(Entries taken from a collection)
↓↓↓

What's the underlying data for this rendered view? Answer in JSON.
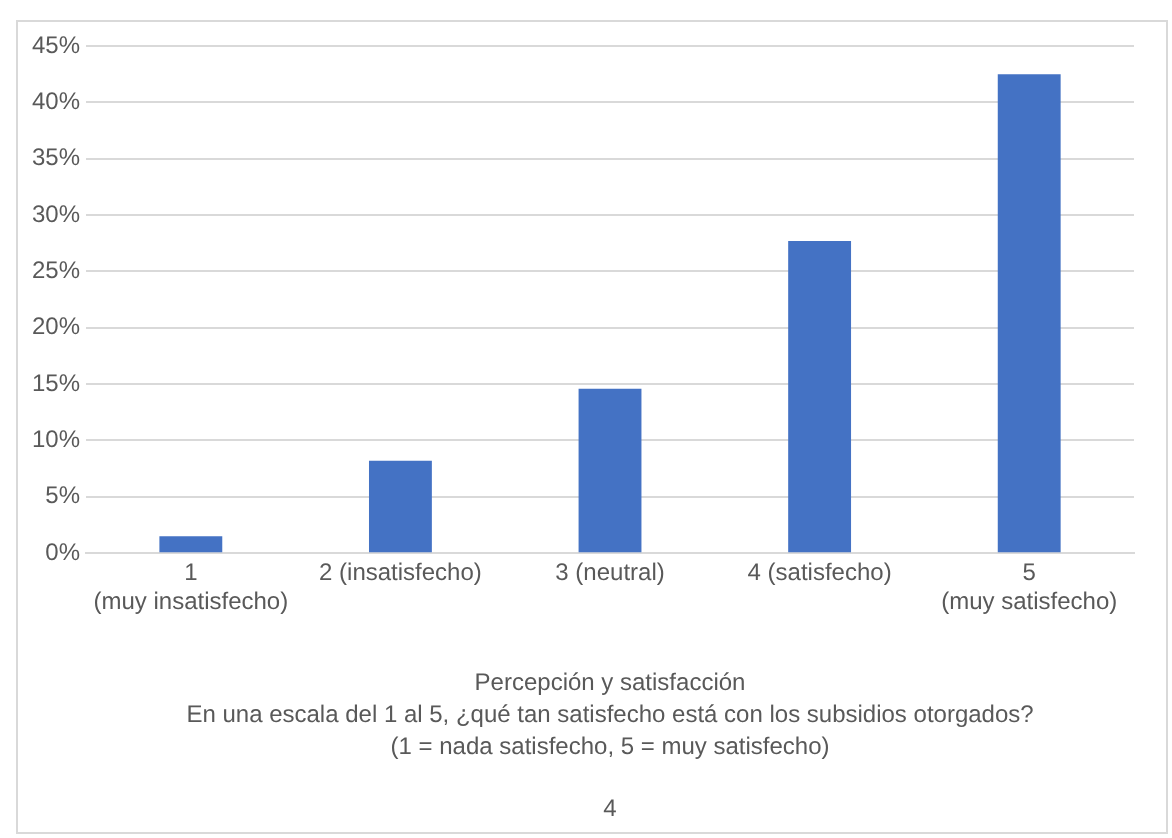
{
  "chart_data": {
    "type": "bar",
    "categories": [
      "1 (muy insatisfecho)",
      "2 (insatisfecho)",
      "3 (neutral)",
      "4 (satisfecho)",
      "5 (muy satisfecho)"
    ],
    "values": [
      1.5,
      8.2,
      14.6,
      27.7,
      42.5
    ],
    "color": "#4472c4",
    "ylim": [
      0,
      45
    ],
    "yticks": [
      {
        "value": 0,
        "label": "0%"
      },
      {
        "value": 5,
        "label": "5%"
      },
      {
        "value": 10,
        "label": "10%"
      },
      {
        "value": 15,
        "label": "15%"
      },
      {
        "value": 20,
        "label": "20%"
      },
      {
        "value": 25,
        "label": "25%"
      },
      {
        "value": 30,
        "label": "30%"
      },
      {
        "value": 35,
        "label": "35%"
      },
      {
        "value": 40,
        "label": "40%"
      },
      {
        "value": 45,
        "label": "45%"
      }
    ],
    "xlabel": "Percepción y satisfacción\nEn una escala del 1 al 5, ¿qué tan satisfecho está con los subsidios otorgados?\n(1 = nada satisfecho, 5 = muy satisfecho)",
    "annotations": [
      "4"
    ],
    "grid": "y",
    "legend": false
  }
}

↑↑↑
↓↓↓

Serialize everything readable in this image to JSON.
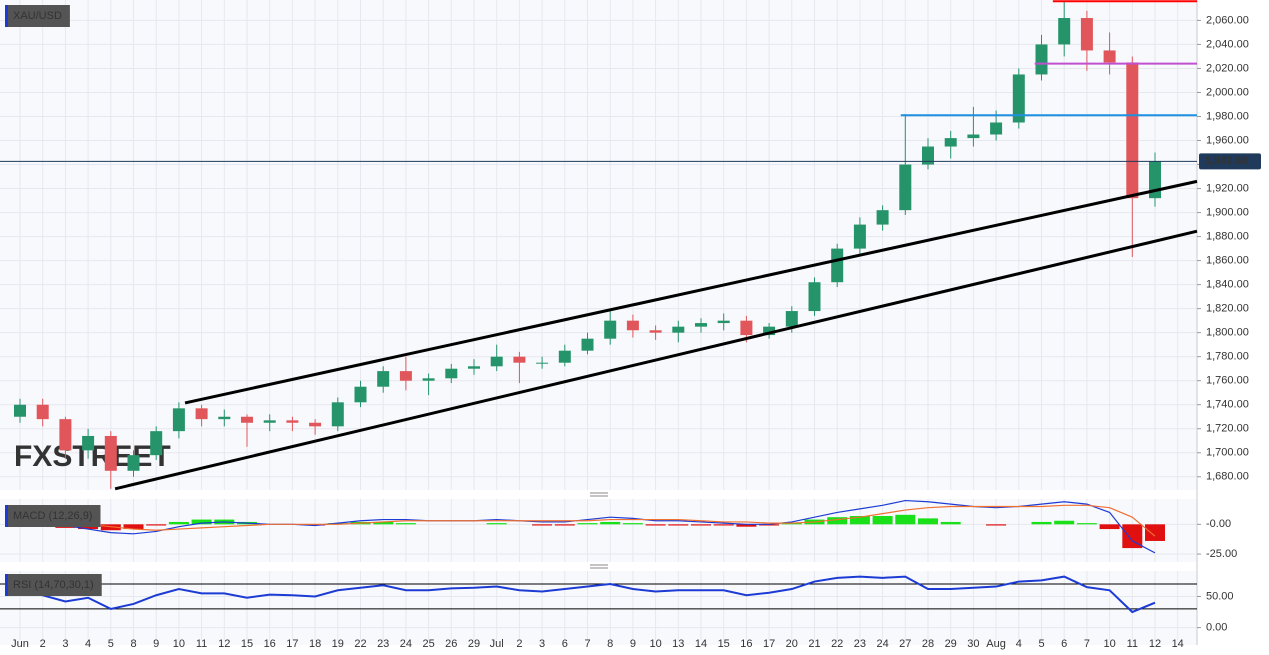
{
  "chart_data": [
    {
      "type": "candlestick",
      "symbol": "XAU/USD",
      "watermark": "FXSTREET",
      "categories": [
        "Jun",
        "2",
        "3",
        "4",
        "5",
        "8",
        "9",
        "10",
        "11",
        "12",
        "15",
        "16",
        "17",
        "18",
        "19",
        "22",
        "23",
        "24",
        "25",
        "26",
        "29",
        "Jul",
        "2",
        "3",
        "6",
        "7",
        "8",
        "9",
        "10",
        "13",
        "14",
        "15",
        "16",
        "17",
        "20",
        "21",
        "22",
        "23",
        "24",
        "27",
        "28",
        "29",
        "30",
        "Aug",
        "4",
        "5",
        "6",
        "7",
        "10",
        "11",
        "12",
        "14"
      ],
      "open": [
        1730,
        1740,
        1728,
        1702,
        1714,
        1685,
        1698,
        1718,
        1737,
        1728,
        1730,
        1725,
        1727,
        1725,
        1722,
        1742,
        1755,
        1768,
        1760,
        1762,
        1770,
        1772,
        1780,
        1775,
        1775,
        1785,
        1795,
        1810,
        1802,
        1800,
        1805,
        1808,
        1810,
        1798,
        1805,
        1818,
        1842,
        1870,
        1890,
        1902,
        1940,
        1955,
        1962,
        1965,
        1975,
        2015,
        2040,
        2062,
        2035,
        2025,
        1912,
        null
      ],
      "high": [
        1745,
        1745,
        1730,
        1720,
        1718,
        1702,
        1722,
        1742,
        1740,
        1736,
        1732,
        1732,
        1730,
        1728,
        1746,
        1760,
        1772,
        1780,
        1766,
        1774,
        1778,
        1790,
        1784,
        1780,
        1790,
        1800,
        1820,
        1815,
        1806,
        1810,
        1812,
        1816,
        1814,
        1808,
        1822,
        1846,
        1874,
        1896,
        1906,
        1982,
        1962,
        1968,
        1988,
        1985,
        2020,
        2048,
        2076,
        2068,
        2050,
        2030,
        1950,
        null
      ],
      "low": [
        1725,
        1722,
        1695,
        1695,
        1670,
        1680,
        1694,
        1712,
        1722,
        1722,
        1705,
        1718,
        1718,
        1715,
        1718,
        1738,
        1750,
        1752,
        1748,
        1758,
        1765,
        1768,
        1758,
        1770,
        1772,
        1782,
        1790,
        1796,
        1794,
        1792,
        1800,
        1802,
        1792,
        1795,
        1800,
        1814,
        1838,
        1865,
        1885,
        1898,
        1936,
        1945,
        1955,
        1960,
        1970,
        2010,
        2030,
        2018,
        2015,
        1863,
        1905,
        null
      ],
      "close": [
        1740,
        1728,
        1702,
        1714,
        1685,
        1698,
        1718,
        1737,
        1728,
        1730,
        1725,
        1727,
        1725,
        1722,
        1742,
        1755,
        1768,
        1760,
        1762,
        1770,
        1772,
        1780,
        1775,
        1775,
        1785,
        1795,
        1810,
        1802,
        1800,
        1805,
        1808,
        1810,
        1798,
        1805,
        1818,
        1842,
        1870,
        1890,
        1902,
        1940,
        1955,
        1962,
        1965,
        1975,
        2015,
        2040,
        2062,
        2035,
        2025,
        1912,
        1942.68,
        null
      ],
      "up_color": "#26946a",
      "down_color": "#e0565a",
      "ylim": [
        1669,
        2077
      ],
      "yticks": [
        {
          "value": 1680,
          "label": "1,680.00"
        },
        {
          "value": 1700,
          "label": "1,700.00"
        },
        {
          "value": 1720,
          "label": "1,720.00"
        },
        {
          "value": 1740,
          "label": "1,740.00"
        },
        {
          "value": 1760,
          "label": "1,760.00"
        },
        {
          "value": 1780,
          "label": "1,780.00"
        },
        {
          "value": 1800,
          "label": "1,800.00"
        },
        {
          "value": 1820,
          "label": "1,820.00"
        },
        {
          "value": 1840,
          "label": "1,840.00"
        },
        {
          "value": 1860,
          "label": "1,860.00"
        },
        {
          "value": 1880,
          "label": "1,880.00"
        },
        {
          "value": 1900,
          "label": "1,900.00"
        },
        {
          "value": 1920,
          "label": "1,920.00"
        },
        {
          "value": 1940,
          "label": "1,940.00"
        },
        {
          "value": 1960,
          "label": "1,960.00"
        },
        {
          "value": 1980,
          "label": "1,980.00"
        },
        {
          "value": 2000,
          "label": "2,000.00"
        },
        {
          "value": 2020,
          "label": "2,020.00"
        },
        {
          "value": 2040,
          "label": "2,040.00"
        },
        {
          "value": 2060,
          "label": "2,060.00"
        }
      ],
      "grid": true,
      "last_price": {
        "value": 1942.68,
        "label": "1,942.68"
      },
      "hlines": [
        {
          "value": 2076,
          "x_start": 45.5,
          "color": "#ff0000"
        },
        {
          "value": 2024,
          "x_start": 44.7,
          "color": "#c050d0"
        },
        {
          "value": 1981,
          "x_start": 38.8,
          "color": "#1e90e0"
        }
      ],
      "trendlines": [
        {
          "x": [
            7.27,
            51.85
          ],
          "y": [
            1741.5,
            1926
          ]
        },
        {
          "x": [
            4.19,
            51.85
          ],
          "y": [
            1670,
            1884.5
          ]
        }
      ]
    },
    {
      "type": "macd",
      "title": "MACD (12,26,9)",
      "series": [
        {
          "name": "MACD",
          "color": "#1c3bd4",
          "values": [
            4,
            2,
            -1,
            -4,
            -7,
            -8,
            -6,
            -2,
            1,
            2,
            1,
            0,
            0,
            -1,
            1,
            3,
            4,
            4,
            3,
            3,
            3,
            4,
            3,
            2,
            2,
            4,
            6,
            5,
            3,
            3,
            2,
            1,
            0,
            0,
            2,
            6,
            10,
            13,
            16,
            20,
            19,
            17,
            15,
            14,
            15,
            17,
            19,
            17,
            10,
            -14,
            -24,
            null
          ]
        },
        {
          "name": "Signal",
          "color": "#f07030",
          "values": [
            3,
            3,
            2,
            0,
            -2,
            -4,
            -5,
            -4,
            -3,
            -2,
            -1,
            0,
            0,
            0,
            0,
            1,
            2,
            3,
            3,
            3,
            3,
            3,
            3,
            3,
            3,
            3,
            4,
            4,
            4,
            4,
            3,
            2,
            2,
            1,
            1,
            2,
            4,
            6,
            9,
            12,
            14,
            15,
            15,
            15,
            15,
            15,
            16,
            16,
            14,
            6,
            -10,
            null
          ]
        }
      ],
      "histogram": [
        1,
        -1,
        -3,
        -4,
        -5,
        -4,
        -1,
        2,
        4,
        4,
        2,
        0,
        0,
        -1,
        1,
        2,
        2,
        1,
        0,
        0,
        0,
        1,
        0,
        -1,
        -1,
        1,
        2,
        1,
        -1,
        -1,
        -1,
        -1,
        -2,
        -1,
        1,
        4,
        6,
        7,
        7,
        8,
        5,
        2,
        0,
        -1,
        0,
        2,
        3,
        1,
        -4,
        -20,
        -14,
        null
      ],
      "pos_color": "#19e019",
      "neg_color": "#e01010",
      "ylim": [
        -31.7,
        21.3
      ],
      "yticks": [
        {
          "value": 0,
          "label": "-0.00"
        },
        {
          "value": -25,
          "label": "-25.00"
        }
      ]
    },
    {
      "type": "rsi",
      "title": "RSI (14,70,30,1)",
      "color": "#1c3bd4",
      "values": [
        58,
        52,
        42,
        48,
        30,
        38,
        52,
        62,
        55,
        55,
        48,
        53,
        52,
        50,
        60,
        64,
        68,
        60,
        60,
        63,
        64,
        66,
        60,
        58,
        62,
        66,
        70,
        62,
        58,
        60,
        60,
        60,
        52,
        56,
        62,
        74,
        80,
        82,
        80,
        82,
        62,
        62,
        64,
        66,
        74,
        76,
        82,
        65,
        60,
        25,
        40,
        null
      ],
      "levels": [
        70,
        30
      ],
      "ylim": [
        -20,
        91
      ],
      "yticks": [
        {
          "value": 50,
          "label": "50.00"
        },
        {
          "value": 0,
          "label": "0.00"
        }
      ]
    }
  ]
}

↑↑↑
↓↓↓

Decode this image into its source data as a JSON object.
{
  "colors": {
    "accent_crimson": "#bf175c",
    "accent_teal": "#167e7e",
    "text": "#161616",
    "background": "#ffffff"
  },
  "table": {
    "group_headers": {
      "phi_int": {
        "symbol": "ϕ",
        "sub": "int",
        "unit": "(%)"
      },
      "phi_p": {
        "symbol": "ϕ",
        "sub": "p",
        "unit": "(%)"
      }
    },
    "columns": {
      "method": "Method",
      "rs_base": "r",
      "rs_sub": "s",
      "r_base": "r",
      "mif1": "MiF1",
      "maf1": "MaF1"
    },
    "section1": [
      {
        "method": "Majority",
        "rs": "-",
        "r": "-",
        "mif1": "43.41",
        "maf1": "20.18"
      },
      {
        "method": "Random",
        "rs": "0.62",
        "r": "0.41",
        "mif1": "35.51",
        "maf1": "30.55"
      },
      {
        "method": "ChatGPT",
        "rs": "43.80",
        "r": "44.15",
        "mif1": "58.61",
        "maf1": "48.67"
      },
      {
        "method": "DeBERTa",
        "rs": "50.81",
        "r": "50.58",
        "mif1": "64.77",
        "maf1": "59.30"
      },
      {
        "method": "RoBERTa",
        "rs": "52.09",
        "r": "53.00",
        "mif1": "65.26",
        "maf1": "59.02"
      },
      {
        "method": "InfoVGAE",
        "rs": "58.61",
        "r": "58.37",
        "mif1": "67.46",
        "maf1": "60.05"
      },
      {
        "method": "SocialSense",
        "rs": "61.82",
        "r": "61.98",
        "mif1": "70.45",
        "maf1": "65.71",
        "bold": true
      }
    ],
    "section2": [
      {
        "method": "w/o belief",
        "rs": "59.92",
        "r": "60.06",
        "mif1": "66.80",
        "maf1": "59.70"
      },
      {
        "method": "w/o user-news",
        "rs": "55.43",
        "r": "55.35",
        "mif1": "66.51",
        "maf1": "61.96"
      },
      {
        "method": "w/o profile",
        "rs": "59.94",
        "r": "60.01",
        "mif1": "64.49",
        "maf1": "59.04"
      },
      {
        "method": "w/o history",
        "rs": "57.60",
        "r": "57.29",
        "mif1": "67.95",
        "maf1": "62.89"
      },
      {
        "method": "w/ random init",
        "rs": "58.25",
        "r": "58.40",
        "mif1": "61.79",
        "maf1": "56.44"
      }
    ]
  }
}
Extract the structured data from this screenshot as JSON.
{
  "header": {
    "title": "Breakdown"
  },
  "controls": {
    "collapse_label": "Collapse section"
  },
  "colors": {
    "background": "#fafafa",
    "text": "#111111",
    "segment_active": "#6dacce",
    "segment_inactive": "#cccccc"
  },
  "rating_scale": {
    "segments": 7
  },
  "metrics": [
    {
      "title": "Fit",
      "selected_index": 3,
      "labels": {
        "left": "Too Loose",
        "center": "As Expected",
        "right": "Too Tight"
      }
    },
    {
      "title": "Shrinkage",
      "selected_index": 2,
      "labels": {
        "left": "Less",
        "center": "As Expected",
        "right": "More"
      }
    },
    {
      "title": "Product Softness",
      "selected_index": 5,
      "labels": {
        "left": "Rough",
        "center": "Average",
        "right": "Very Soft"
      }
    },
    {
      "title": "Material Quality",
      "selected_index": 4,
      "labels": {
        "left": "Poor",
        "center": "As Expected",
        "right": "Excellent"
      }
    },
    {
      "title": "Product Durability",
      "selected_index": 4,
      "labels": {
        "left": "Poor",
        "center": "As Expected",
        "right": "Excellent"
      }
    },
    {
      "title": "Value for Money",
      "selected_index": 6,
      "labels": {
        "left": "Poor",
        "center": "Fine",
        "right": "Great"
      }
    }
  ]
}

↑↑↑

> Aim: Go over the data above and copy every line that has the word "JSON" in it.

> Answer:
What's the underlying data for this rendered view? Answer in JSON.
Serialize everything readable in this image to JSON.
Decode this image into its source data as a JSON object.
Extract the structured data from this screenshot as JSON.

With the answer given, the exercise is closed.